Tunnel border crossings
Surely in the informative category is the underground border crossing between Austria and Germany. Housed at the Salzbergwerk in Hallein, a salt mine operating since 1517, one can learn about the salt mine that gave Salzburg its name before crossing the border. Actually, people taking the tour have to cross the border into Germany and then back again into Austria because the salt mine area is so large. And that's not to be taken with a pinch of salt.
How could any tour of borders and borders crossings be complete without talking about illegal border crossing attempts?
One of the most incredible stories must be the one of a tunnel dug by West Berlin students in 1964 who wanted to get their girlfriends and other friends and acquaintances out of East Berlin, after their street, Bernauer Strasse, was divided right through the middle by the border demarcation, later to become the Berlin Wall. So they started digging a 145-m long tunnel from East to West. The image below shows the tunnel entrance (Eingang) under a defunct East German bakery at Bernauer Strasse, and the exit (Tunnelausgang) just a few blocks away in the basement of a private house in West Berlin. Postenstand marks the location of East German watchmen who had orders to shoot anyone trying to flee into West Berlin.
---*---
WHAT THIS EXERCISE ASKS:
1 > Please write out the passage of the text on border crossings starting with "Tunnel border crossings" and going on through "pinch of salt.".
2 > Continue the text on border crossings from its last sentence.
The records have nothing to do with this.

Saved dataset items
---*---
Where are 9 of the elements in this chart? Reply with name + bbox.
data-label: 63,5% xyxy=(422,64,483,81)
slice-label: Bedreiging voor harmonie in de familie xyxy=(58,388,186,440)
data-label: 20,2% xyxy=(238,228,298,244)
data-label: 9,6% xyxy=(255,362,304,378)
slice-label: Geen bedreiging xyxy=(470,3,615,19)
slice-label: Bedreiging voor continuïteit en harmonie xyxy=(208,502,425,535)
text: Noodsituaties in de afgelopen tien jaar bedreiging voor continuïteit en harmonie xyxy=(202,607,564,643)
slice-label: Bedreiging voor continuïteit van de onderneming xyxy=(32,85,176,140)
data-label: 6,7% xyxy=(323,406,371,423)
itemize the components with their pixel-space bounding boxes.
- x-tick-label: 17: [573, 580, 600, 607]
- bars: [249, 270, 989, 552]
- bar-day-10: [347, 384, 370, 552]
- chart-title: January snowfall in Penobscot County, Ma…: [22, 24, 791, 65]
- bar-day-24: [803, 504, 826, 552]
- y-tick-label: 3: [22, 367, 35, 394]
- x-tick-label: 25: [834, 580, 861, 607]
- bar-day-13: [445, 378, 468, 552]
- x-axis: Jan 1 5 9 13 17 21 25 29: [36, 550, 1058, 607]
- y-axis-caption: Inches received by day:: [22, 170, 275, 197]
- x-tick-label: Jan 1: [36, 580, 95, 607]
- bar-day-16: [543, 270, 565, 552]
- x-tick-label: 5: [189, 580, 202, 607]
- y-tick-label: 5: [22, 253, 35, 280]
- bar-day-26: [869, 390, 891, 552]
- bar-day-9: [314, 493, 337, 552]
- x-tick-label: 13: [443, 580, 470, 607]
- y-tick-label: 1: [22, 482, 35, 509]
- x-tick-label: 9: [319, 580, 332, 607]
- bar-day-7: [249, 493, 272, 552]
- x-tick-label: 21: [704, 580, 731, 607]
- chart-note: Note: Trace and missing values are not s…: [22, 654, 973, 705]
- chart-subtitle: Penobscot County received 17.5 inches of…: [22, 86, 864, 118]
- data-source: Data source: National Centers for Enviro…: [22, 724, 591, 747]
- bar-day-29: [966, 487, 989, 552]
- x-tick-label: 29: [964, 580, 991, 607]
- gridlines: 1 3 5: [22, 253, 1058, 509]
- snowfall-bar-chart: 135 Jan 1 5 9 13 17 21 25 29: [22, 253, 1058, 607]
---*---
ANSWERS FOR THIS EXERCISE:
1 >
Tunnel border crossings
Surely in the informative category is the underground border crossing between Austria and Germany. Housed at the Salzbergwerk in Hallein, a salt mine operating since 1517, one can learn about the salt mine that gave Salzburg its name before crossing the border. Actually, people taking the tour have to cross the border into Germany and then back again into Austria because the salt mine area is so large. And that's not to be taken with a pinch of salt.

2 >
The tunnel was ultimately found out and destroyed but only after helping dozens escape to their friends and relatives in the West. The area today is a historical site and many guided tours take place that explain the dramatic history of the street.
The Casa del Tunel Art Center in Tijuana, Mexico went even further: It used the site of an illegal tunnel that started from the basement of a private house – and is now a museum – and ended across the U.S.-Mexican border in a San Ysidro parking lot. The museum is also an international community centre that promotes and facilitates borderless art.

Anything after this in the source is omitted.